Entries follow. Set all of them down as they stand.

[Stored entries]
>> Begin
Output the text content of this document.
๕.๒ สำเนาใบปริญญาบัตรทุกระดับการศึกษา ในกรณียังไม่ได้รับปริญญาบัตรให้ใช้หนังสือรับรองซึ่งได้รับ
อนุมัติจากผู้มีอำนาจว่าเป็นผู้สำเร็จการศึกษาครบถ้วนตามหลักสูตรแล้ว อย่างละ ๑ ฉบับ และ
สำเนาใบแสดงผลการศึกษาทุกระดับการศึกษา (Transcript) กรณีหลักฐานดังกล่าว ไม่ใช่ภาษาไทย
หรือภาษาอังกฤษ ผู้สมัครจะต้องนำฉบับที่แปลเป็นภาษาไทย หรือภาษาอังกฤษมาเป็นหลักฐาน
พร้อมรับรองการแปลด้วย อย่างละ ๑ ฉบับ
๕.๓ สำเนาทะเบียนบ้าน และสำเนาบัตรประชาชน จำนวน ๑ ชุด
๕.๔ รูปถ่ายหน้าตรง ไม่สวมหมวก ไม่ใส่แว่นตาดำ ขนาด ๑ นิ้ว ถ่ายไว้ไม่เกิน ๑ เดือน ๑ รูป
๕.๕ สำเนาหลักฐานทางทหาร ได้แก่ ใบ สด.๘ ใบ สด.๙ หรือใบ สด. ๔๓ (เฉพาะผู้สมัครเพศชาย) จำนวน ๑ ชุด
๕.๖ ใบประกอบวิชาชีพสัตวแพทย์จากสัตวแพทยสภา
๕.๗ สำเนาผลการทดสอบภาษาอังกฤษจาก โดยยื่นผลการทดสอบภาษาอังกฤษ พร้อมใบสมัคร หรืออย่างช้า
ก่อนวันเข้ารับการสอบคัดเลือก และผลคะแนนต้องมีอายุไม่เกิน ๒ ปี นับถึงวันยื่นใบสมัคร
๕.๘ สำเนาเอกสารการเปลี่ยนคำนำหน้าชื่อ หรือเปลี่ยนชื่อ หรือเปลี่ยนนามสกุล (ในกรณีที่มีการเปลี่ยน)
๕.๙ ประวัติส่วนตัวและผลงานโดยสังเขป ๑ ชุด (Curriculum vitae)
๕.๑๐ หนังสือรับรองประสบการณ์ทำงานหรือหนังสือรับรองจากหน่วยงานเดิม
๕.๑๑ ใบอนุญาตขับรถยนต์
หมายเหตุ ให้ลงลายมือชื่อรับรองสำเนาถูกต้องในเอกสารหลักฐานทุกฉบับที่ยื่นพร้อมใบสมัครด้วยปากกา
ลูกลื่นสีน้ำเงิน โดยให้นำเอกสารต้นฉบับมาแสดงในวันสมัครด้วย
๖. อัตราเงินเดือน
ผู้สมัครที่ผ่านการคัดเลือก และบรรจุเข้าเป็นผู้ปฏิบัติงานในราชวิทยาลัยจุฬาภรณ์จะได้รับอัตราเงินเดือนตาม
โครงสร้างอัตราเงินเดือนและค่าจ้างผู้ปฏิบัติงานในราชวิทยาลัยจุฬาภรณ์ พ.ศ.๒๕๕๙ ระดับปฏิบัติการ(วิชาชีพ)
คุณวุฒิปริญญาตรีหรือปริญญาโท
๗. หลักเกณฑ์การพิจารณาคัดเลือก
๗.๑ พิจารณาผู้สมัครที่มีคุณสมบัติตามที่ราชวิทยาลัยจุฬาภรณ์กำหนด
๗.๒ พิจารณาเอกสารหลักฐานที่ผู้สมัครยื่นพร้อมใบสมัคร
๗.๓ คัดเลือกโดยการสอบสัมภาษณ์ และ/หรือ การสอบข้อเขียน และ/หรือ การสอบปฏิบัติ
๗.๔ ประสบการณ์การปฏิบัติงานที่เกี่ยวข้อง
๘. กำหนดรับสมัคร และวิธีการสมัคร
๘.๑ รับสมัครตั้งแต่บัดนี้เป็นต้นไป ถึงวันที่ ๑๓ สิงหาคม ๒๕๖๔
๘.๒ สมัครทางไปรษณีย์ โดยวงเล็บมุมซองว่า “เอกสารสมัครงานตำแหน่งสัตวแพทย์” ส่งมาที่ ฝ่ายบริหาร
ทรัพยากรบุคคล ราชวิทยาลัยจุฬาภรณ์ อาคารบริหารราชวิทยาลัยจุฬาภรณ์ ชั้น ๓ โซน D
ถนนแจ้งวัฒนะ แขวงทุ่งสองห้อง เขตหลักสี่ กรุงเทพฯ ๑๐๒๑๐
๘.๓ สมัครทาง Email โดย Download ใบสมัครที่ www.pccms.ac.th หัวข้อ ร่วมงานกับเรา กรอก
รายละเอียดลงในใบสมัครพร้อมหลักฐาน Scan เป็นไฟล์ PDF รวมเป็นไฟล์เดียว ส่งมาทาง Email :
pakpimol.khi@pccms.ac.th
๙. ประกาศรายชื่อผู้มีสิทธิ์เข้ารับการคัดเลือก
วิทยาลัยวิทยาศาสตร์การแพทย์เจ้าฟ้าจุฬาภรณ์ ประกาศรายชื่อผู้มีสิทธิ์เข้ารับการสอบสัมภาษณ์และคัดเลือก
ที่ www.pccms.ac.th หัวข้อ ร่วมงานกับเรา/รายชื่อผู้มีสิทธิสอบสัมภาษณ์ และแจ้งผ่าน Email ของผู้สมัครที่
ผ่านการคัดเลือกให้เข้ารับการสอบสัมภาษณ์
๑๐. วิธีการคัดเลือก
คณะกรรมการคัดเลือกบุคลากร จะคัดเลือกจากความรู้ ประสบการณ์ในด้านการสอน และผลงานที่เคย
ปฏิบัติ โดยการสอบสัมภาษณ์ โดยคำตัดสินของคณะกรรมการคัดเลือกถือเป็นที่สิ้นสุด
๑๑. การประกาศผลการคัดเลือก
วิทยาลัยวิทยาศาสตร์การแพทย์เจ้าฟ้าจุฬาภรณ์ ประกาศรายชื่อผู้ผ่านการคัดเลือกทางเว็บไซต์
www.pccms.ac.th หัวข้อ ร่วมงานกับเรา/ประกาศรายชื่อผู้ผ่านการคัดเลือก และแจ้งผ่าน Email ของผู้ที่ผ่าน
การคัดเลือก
>> End
### Solved problem:
Output the text content of this document.
๕.๒ สำเนาใบปริญญาบัตรทุกระดับการศึกษา ในกรณียังไม่ได้รับปริญญาบัตรให้ใช้หนังสือรับรองซึ่งได้รับ
อนุมัติจากผู้มีอำนาจว่าเป็นผู้สำเร็จการศึกษาครบถ้วนตามหลักสูตรแล้ว อย่างละ ๑ ฉบับ และ
สำเนาใบแสดงผลการศึกษาทุกระดับการศึกษา (Transcript) กรณีหลักฐานดังกล่าว ไม่ใช่ภาษาไทย
หรือภาษาอังกฤษ ผู้สมัครจะต้องนำฉบับที่แปลเป็นภาษาไทย หรือภาษาอังกฤษมาเป็นหลักฐาน
พร้อมรับรองการแปลด้วย อย่างละ ๑ ฉบับ
๕.๓ สำเนาทะเบียนบ้าน และสำเนาบัตรประชาชน จำนวน ๑ ชุด
๕.๔ รูปถ่ายหน้าตรง ไม่สวมหมวก ไม่ใส่แว่นตาดำ ขนาด ๑ นิ้ว ถ่ายไว้ไม่เกิน ๑ เดือน ๑ รูป
๕.๕ สำเนาหลักฐานทางทหาร ได้แก่ ใบ สด.๘ ใบ สด.๙ หรือใบ สด. ๔๓ (เฉพาะผู้สมัครเพศชาย) จำนวน ๑ ชุด
๕.๖ ใบประกอบวิชาชีพสัตวแพทย์จากสัตวแพทยสภา
๕.๗ สำเนาผลการทดสอบภาษาอังกฤษจาก โดยยื่นผลการทดสอบภาษาอังกฤษ พร้อมใบสมัคร หรืออย่างช้า
ก่อนวันเข้ารับการสอบคัดเลือก และผลคะแนนต้องมีอายุไม่เกิน ๒ ปี นับถึงวันยื่นใบสมัคร
๕.๘ สำเนาเอกสารการเปลี่ยนคำนำหน้าชื่อ หรือเปลี่ยนชื่อ หรือเปลี่ยนนามสกุล (ในกรณีที่มีการเปลี่ยน)
๕.๙ ประวัติส่วนตัวและผลงานโดยสังเขป ๑ ชุด (Curriculum vitae)
๕.๑๐ หนังสือรับรองประสบการณ์ทำงานหรือหนังสือรับรองจากหน่วยงานเดิม
๕.๑๑ ใบอนุญาตขับรถยนต์
หมายเหตุ ให้ลงลายมือชื่อรับรองสำเนาถูกต้องในเอกสารหลักฐานทุกฉบับที่ยื่นพร้อมใบสมัครด้วยปากกา
ลูกลื่นสีน้ำเงิน โดยให้นำเอกสารต้นฉบับมาแสดงในวันสมัครด้วย
๖. อัตราเงินเดือน
ผู้สมัครที่ผ่านการคัดเลือก และบรรจุเข้าเป็นผู้ปฏิบัติงานในราชวิทยาลัยจุฬาภรณ์จะได้รับอัตราเงินเดือนตาม
โครงสร้างอัตราเงินเดือนและค่าจ้างผู้ปฏิบัติงานในราชวิทยาลัยจุฬาภรณ์ พ.ศ.๒๕๕๙ ระดับปฏิบัติการ(วิชาชีพ)
คุณวุฒิปริญญาตรีหรือปริญญาโท
๗. หลักเกณฑ์การพิจารณาคัดเลือก
๗.๑ พิจารณาผู้สมัครที่มีคุณสมบัติตามที่ราชวิทยาลัยจุฬาภรณ์กำหนด
๗.๒ พิจารณาเอกสารหลักฐานที่ผู้สมัครยื่นพร้อมใบสมัคร
๗.๓ คัดเลือกโดยการสอบสัมภาษณ์ และ/หรือ การสอบข้อเขียน และ/หรือ การสอบปฏิบัติ
๗.๔ ประสบการณ์การปฏิบัติงานที่เกี่ยวข้อง
๘. กำหนดรับสมัคร และวิธีการสมัคร
๘.๑ รับสมัครตั้งแต่บัดนี้เป็นต้นไป ถึงวันที่ ๑๓ สิงหาคม ๒๕๖๔
๘.๒ สมัครทางไปรษณีย์ โดยวงเล็บมุมซองว่า “เอกสารสมัครงานตำแหน่งสัตวแพทย์” ส่งมาที่ ฝ่ายบริหาร
ทรัพยากรบุคคล ราชวิทยาลัยจุฬาภรณ์ อาคารบริหารราชวิทยาลัยจุฬาภรณ์ ชั้น ๓ โซน D
ถนนแจ้งวัฒนะ แขวงทุ่งสองห้อง เขตหลักสี่ กรุงเทพฯ ๑๐๒๑๐
๘.๓ สมัครทาง Email โดย Download ใบสมัครที่ www.pccms.ac.th หัวข้อ ร่วมงานกับเรา กรอก
รายละเอียดลงในใบสมัครพร้อมหลักฐาน Scan เป็นไฟล์ PDF รวมเป็นไฟล์เดียว ส่งมาทาง Email :
pakpimol.khi@pccms.ac.th
๙. ประกาศรายชื่อผู้มีสิทธิ์เข้ารับการคัดเลือก
วิทยาลัยวิทยาศาสตร์การแพทย์เจ้าฟ้าจุฬาภรณ์ ประกาศรายชื่อผู้มีสิทธิ์เข้ารับการสอบสัมภาษณ์และคัดเลือก
ที่ www.pccms.ac.th หัวข้อ ร่วมงานกับเรา/รายชื่อผู้มีสิทธิสอบสัมภาษณ์ และแจ้งผ่าน Email ของผู้สมัครที่
ผ่านการคัดเลือกให้เข้ารับการสอบสัมภาษณ์
๑๐. วิธีการคัดเลือก
คณะกรรมการคัดเลือกบุคลากร จะคัดเลือกจากความรู้ ประสบการณ์ในด้านการสอน และผลงานที่เคย
ปฏิบัติ โดยการสอบสัมภาษณ์ โดยคำตัดสินของคณะกรรมการคัดเลือกถือเป็นที่สิ้นสุด
๑๑. การประกาศผลการคัดเลือก
วิทยาลัยวิทยาศาสตร์การแพทย์เจ้าฟ้าจุฬาภรณ์ ประกาศรายชื่อผู้ผ่านการคัดเลือกทางเว็บไซต์
www.pccms.ac.th หัวข้อ ร่วมงานกับเรา/ประกาศรายชื่อผู้ผ่านการคัดเลือก และแจ้งผ่าน Email ของผู้ที่ผ่าน
การคัดเลือก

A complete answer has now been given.